_WHAT NEEDS TO BE DONE_
Copy each line below that includes "下列有关叙述错误的是".

+ + + +

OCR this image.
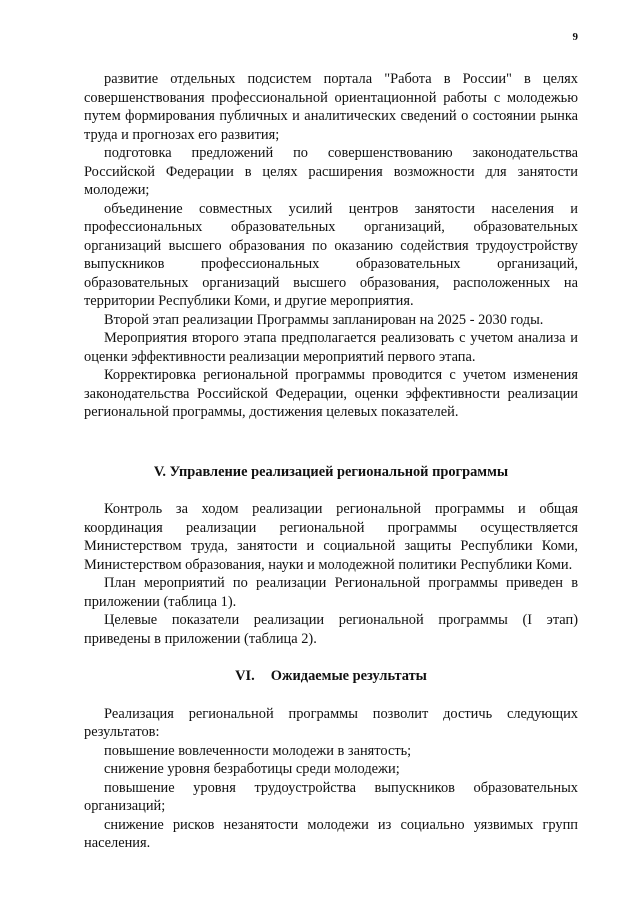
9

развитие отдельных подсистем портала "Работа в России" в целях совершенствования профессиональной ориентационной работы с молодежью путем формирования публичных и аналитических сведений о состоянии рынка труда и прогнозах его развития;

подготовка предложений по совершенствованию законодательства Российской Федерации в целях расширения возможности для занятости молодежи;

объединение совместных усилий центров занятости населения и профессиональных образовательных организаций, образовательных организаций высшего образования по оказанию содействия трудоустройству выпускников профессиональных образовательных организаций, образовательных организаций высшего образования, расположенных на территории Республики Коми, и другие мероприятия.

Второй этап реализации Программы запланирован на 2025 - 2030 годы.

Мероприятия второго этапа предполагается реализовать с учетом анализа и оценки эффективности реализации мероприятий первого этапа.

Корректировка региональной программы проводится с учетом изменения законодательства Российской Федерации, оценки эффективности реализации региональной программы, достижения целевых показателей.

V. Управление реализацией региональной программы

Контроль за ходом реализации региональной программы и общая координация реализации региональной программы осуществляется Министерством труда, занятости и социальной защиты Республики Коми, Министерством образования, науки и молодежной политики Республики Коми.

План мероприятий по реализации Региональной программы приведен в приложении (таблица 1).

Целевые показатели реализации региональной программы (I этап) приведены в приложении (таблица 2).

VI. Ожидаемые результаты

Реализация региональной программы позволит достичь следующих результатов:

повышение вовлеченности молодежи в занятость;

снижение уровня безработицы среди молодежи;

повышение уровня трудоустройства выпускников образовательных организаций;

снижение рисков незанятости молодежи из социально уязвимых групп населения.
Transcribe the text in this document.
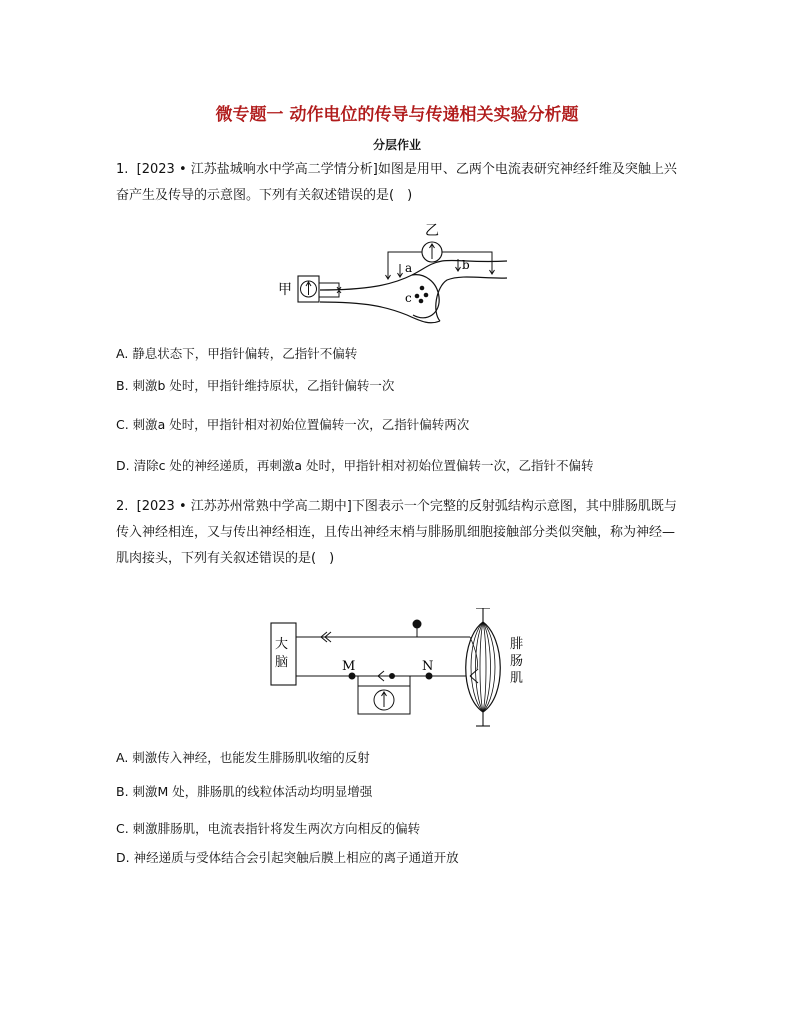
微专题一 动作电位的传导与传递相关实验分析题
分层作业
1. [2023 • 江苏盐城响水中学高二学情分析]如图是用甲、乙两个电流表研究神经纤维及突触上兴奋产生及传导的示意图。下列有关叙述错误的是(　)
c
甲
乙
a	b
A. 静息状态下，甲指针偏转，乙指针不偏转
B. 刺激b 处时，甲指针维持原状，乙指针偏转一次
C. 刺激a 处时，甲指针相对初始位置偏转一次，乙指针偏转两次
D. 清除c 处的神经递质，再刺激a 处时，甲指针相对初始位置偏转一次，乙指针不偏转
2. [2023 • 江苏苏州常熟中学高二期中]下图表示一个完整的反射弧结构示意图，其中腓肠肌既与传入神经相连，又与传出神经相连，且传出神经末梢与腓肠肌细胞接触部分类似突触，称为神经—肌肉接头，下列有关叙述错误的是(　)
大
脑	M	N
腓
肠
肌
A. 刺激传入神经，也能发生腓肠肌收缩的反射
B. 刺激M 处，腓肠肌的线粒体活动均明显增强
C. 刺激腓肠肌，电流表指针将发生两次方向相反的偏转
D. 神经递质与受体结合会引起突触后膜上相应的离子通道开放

+ + + +

_PROBLEM SOLUTION_
1. [2023 • 江苏盐城响水中学高二学情分析]如图是用甲、乙两个电流表研究神经纤维及突触上兴奋产生及传导的示意图。下列有关叙述错误的是(　)
2. [2023 • 江苏苏州常熟中学高二期中]下图表示一个完整的反射弧结构示意图，其中腓肠肌既与传入神经相连，又与传出神经相连，且传出神经末梢与腓肠肌细胞接触部分类似突触，称为神经—肌肉接头，下列有关叙述错误的是(　)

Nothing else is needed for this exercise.